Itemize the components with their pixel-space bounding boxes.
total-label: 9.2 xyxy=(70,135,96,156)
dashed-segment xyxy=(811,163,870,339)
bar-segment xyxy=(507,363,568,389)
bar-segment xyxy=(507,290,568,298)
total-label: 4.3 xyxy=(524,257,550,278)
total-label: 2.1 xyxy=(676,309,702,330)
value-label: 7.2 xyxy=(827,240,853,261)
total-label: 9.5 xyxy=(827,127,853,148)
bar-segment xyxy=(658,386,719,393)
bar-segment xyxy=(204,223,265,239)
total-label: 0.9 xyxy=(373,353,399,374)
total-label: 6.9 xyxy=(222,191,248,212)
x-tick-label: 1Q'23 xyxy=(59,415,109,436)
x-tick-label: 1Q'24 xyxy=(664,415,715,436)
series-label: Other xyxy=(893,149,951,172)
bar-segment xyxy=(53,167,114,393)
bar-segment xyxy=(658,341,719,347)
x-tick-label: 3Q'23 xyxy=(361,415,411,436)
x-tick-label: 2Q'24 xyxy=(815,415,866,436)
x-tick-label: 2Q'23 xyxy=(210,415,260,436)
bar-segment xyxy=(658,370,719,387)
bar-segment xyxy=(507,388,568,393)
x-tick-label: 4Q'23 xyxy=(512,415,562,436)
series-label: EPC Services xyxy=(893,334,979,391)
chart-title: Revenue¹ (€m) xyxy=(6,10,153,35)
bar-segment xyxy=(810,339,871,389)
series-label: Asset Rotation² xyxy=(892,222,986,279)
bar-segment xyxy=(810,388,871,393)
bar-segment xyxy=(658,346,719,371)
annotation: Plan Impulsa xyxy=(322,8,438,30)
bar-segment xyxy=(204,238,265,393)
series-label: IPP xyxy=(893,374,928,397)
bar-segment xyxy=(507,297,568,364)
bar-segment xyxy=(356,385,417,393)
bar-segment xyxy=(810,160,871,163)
____
Task to complete
Select each line in the data above that contains the string "tick".

Full response
x-tick-label: 1Q'23 xyxy=(59,415,109,436)
x-tick-label: 1Q'24 xyxy=(664,415,715,436)
x-tick-label: 3Q'23 xyxy=(361,415,411,436)
x-tick-label: 2Q'24 xyxy=(815,415,866,436)
x-tick-label: 2Q'23 xyxy=(210,415,260,436)
x-tick-label: 4Q'23 xyxy=(512,415,562,436)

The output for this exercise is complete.